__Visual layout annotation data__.
++++

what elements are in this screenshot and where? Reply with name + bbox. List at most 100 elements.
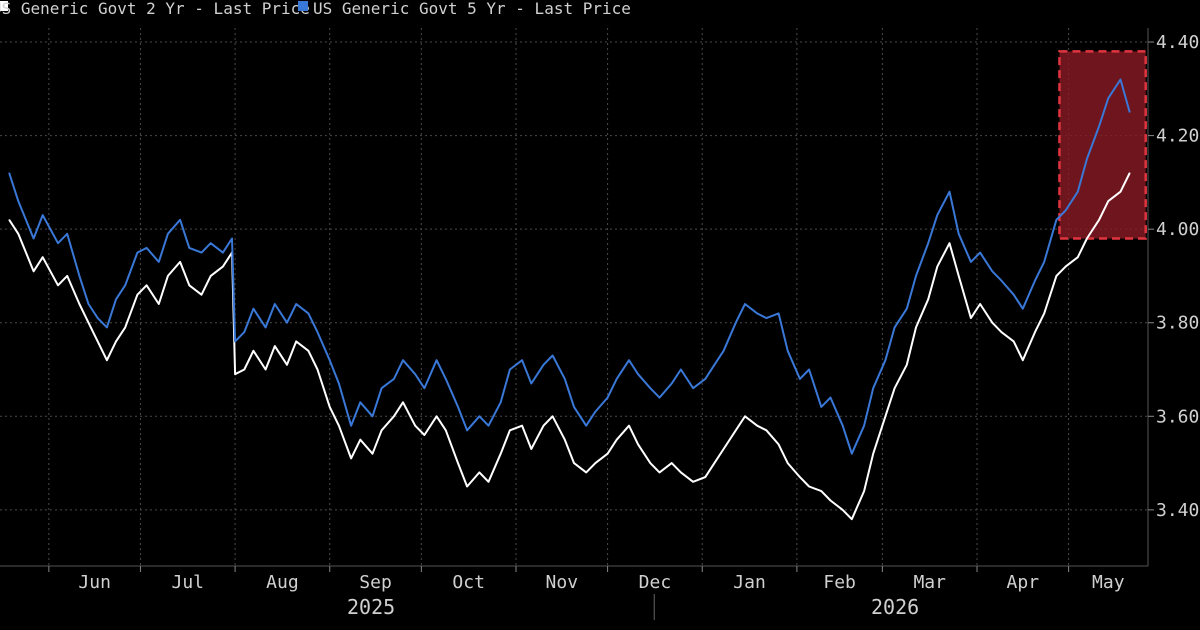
data-point-5yr [863, 425, 865, 427]
data-point-5yr [350, 425, 352, 427]
data-point-2yr [851, 518, 853, 520]
data-point-2yr [167, 275, 169, 277]
data-point-5yr [210, 242, 212, 244]
data-point-5yr [371, 415, 374, 417]
data-point-5yr [884, 359, 887, 361]
data-point-5yr [1000, 280, 1003, 282]
data-point-2yr [402, 401, 404, 403]
data-point-2yr [393, 415, 395, 417]
data-point-2yr [1034, 331, 1036, 333]
data-point-2yr [616, 439, 618, 441]
x-tick-label: Jun [78, 572, 111, 593]
data-point-2yr [829, 499, 832, 502]
x-tick-label: Jul [172, 572, 205, 593]
data-point-5yr [423, 387, 425, 389]
data-point-5yr [573, 406, 575, 408]
data-point-2yr [756, 425, 758, 427]
x-tick-label: May [1092, 572, 1125, 593]
data-point-2yr [1119, 191, 1122, 193]
data-point-2yr [958, 275, 960, 277]
data-point-5yr [915, 275, 917, 277]
x-axis-year-2026: 2026 [871, 595, 919, 619]
data-point-5yr [414, 373, 416, 375]
data-point-5yr [1098, 125, 1100, 127]
data-point-5yr [948, 191, 951, 193]
data-point-5yr [958, 233, 960, 235]
data-point-2yr [723, 448, 725, 450]
highlight-rect [1058, 50, 1147, 240]
data-point-2yr [316, 368, 319, 371]
data-point-5yr [146, 247, 148, 249]
data-point-2yr [704, 476, 706, 478]
data-point-5yr [231, 237, 233, 240]
x-tick-label: Oct [452, 572, 485, 593]
data-point-5yr [243, 331, 245, 333]
data-point-5yr [628, 359, 630, 361]
data-point-2yr [307, 350, 309, 352]
data-point-5yr [637, 373, 639, 375]
data-point-2yr [649, 462, 651, 464]
data-point-2yr [894, 387, 896, 389]
data-point-5yr [487, 425, 490, 427]
data-point-2yr [436, 415, 438, 417]
y-axis-ticks: 3.40 3.60 3.80 4.00 4.20 4.40 [1148, 32, 1199, 521]
data-point-2yr [948, 242, 951, 244]
data-point-2yr [906, 364, 908, 366]
data-point-5yr [991, 270, 993, 272]
data-point-2yr [552, 415, 554, 417]
data-point-5yr [723, 350, 725, 352]
data-point-2yr [1129, 172, 1131, 174]
data-point-5yr [778, 312, 780, 314]
data-point-2yr [692, 481, 694, 483]
data-point-2yr [927, 298, 929, 300]
data-point-5yr [106, 326, 108, 328]
x-tick-label: Jan [733, 572, 766, 593]
data-point-5yr [872, 387, 874, 389]
series-layer [8, 78, 1131, 521]
data-point-2yr [842, 509, 844, 511]
data-point-5yr [671, 382, 673, 385]
data-point-5yr [906, 308, 908, 310]
data-point-2yr [286, 364, 288, 366]
data-point-2yr [115, 340, 117, 342]
data-point-2yr [252, 350, 254, 352]
data-point-5yr [1077, 191, 1079, 193]
data-point-5yr [542, 364, 545, 366]
data-point-2yr [521, 425, 523, 427]
data-point-2yr [1055, 275, 1057, 277]
data-point-2yr [778, 443, 780, 445]
data-point-5yr [713, 364, 716, 366]
x-tick-label: Feb [823, 572, 856, 593]
data-point-5yr [381, 387, 383, 389]
data-point-2yr [106, 359, 108, 361]
data-point-5yr [927, 242, 929, 244]
data-point-2yr [222, 266, 224, 268]
data-point-5yr [33, 237, 35, 240]
data-point-2yr [1107, 200, 1109, 202]
data-point-2yr [487, 481, 490, 483]
data-point-2yr [136, 294, 138, 296]
x-tick-label: Nov [546, 572, 579, 593]
y-tick-label: 3.40 [1156, 500, 1199, 521]
data-point-2yr [680, 471, 682, 473]
data-point-5yr [756, 312, 758, 314]
data-point-5yr [564, 378, 566, 380]
x-tick-label: Aug [266, 572, 299, 593]
data-point-2yr [42, 256, 44, 258]
data-point-5yr [799, 378, 801, 380]
data-point-2yr [457, 462, 459, 464]
data-point-5yr [1013, 294, 1015, 296]
data-point-2yr [799, 476, 801, 478]
data-point-5yr [124, 284, 126, 286]
data-point-5yr [8, 172, 10, 174]
data-point-5yr [585, 425, 587, 427]
data-point-2yr [884, 415, 887, 417]
data-point-5yr [57, 242, 59, 244]
data-point-2yr [530, 448, 532, 450]
data-point-2yr [478, 471, 480, 473]
y-tick-label: 4.20 [1156, 126, 1199, 147]
data-point-2yr [33, 270, 35, 272]
data-point-5yr [265, 326, 267, 328]
data-point-5yr [808, 368, 810, 371]
y-tick-label: 4.00 [1156, 219, 1199, 240]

++++

__EXERCISE REQUIREMENTS__.
Repeat the stretch of lines from the one containing "data-point-5yr [863, 425, 865, 427]" through the one containing "x-tick-label: Oct [452, 572, 485, 593]", including both of those lines.

__RIGHT ANSWER__.
data-point-5yr [863, 425, 865, 427]
data-point-5yr [350, 425, 352, 427]
data-point-2yr [851, 518, 853, 520]
data-point-2yr [167, 275, 169, 277]
data-point-5yr [210, 242, 212, 244]
data-point-5yr [371, 415, 374, 417]
data-point-5yr [884, 359, 887, 361]
data-point-5yr [1000, 280, 1003, 282]
data-point-2yr [402, 401, 404, 403]
data-point-2yr [393, 415, 395, 417]
data-point-2yr [1034, 331, 1036, 333]
data-point-2yr [616, 439, 618, 441]
x-tick-label: Jun [78, 572, 111, 593]
data-point-2yr [829, 499, 832, 502]
x-tick-label: Jul [172, 572, 205, 593]
data-point-5yr [423, 387, 425, 389]
data-point-5yr [573, 406, 575, 408]
data-point-2yr [756, 425, 758, 427]
x-tick-label: May [1092, 572, 1125, 593]
data-point-2yr [1119, 191, 1122, 193]
data-point-2yr [958, 275, 960, 277]
data-point-5yr [915, 275, 917, 277]
x-axis-year-2026: 2026 [871, 595, 919, 619]
data-point-5yr [414, 373, 416, 375]
data-point-5yr [1098, 125, 1100, 127]
data-point-5yr [948, 191, 951, 193]
data-point-5yr [958, 233, 960, 235]
data-point-2yr [723, 448, 725, 450]
highlight-rect [1058, 50, 1147, 240]
data-point-2yr [316, 368, 319, 371]
data-point-5yr [146, 247, 148, 249]
data-point-2yr [704, 476, 706, 478]
data-point-5yr [231, 237, 233, 240]
x-tick-label: Oct [452, 572, 485, 593]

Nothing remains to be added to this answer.